WHAT YOU WILL DO
The records below must be output exactly, without pictures.

----- RECORDS SHOWN

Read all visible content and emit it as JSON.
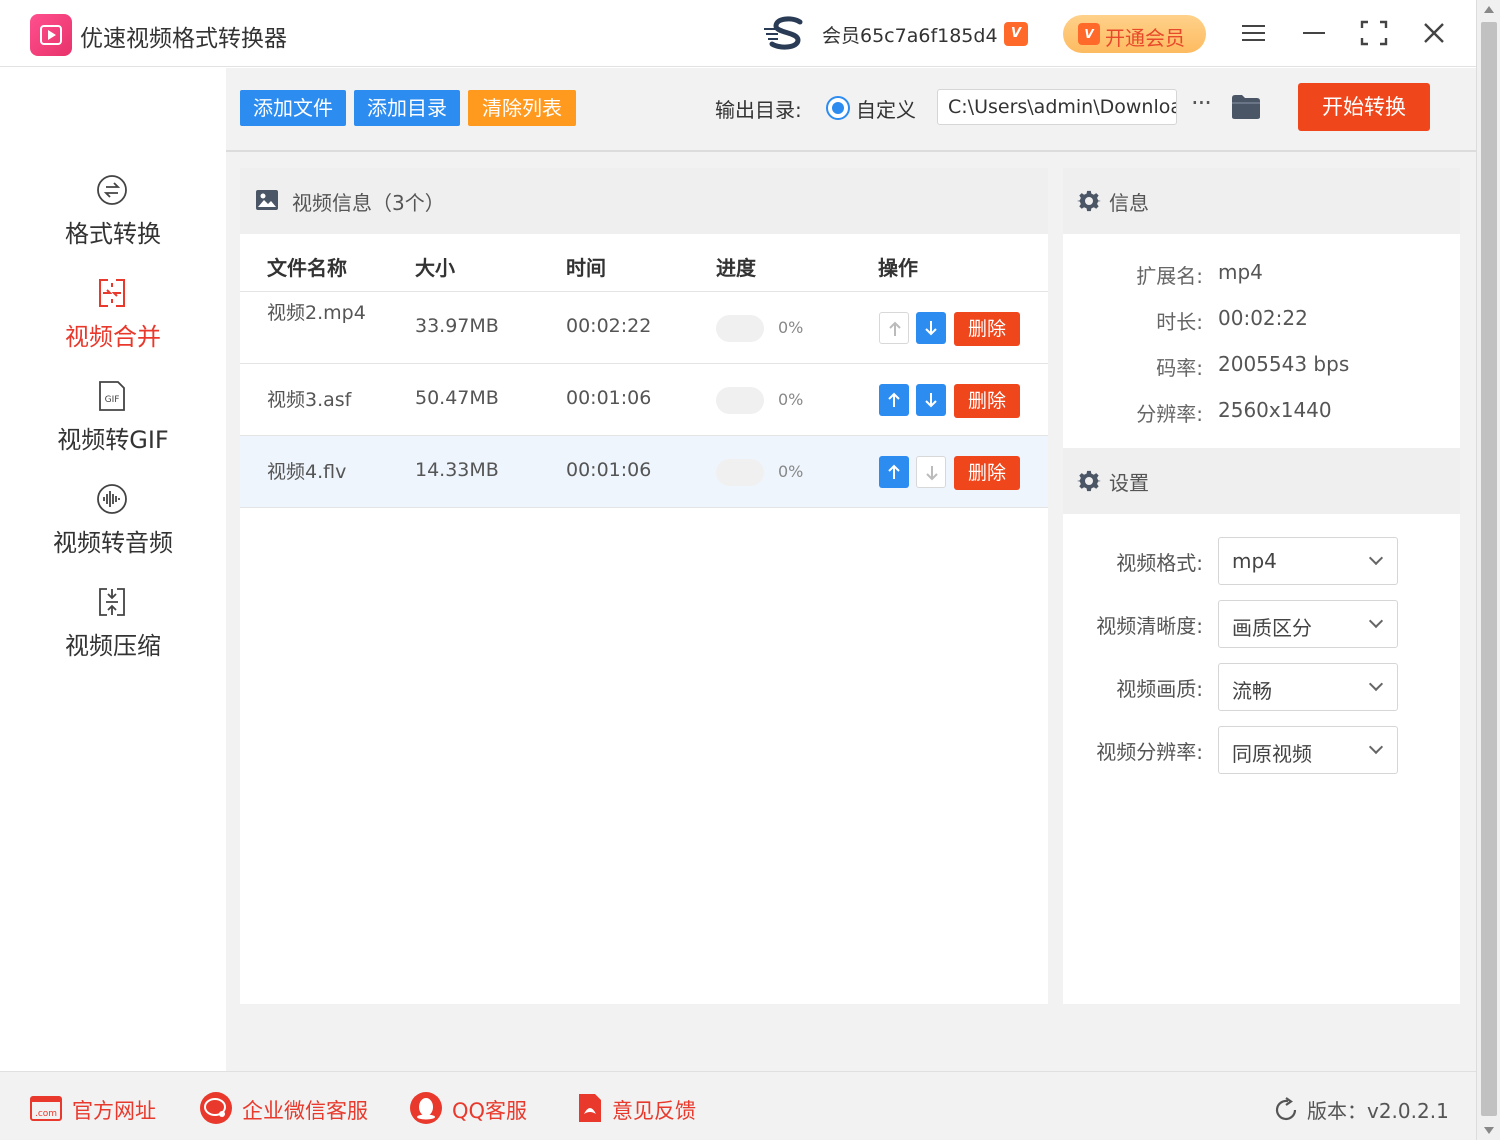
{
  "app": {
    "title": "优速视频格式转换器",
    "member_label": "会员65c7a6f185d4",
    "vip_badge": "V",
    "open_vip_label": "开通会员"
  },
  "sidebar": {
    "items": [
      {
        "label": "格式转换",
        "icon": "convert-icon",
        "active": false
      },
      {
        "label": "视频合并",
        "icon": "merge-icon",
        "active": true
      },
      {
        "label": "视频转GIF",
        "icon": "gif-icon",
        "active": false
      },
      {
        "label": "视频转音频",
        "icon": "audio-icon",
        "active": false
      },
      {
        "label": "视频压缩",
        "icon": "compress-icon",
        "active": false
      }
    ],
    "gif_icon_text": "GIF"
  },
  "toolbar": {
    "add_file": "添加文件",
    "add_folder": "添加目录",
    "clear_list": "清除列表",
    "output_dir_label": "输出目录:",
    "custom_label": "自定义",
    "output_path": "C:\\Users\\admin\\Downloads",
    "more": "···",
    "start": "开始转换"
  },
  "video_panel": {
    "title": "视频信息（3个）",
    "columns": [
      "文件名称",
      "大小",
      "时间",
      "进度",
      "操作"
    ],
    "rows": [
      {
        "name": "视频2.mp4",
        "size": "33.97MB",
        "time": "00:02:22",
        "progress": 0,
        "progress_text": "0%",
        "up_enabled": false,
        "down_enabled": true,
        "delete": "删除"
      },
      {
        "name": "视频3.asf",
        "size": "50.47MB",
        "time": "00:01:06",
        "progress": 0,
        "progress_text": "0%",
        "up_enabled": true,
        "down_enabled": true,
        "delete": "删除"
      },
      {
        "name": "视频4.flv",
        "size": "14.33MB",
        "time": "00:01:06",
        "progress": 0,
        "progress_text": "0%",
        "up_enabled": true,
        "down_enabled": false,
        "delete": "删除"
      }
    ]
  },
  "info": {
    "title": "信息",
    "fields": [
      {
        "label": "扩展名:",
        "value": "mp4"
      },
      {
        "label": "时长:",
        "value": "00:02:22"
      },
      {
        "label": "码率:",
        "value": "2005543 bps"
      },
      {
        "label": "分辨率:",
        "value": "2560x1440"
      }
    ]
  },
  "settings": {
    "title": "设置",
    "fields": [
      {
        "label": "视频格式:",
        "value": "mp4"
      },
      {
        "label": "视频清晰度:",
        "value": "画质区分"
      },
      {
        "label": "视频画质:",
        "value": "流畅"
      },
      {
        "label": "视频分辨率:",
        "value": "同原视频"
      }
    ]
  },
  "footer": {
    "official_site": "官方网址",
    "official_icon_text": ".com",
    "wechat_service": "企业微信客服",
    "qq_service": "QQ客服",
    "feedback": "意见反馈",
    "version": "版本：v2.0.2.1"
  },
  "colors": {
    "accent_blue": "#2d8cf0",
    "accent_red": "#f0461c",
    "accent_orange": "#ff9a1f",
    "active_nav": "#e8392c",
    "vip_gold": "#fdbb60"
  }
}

----------

ANSWER FOR THE TASK
Read all visible content and emit it as JSON.
{
  "app": {
    "title": "优速视频格式转换器",
    "member_label": "会员65c7a6f185d4",
    "vip_badge": "V",
    "open_vip_label": "开通会员"
  },
  "sidebar": {
    "items": [
      {
        "label": "格式转换",
        "icon": "convert-icon",
        "active": false
      },
      {
        "label": "视频合并",
        "icon": "merge-icon",
        "active": true
      },
      {
        "label": "视频转GIF",
        "icon": "gif-icon",
        "active": false
      },
      {
        "label": "视频转音频",
        "icon": "audio-icon",
        "active": false
      },
      {
        "label": "视频压缩",
        "icon": "compress-icon",
        "active": false
      }
    ],
    "gif_icon_text": "GIF"
  },
  "toolbar": {
    "add_file": "添加文件",
    "add_folder": "添加目录",
    "clear_list": "清除列表",
    "output_dir_label": "输出目录:",
    "custom_label": "自定义",
    "output_path": "C:\\Users\\admin\\Downloads",
    "more": "···",
    "start": "开始转换"
  },
  "video_panel": {
    "title": "视频信息（3个）",
    "columns": [
      "文件名称",
      "大小",
      "时间",
      "进度",
      "操作"
    ],
    "rows": [
      {
        "name": "视频2.mp4",
        "size": "33.97MB",
        "time": "00:02:22",
        "progress": 0,
        "progress_text": "0%",
        "up_enabled": false,
        "down_enabled": true,
        "delete": "删除"
      },
      {
        "name": "视频3.asf",
        "size": "50.47MB",
        "time": "00:01:06",
        "progress": 0,
        "progress_text": "0%",
        "up_enabled": true,
        "down_enabled": true,
        "delete": "删除"
      },
      {
        "name": "视频4.flv",
        "size": "14.33MB",
        "time": "00:01:06",
        "progress": 0,
        "progress_text": "0%",
        "up_enabled": true,
        "down_enabled": false,
        "delete": "删除"
      }
    ]
  },
  "info": {
    "title": "信息",
    "fields": [
      {
        "label": "扩展名:",
        "value": "mp4"
      },
      {
        "label": "时长:",
        "value": "00:02:22"
      },
      {
        "label": "码率:",
        "value": "2005543 bps"
      },
      {
        "label": "分辨率:",
        "value": "2560x1440"
      }
    ]
  },
  "settings": {
    "title": "设置",
    "fields": [
      {
        "label": "视频格式:",
        "value": "mp4"
      },
      {
        "label": "视频清晰度:",
        "value": "画质区分"
      },
      {
        "label": "视频画质:",
        "value": "流畅"
      },
      {
        "label": "视频分辨率:",
        "value": "同原视频"
      }
    ]
  },
  "footer": {
    "official_site": "官方网址",
    "official_icon_text": ".com",
    "wechat_service": "企业微信客服",
    "qq_service": "QQ客服",
    "feedback": "意见反馈",
    "version": "版本：v2.0.2.1"
  },
  "colors": {
    "accent_blue": "#2d8cf0",
    "accent_red": "#f0461c",
    "accent_orange": "#ff9a1f",
    "active_nav": "#e8392c",
    "vip_gold": "#fdbb60"
  }
}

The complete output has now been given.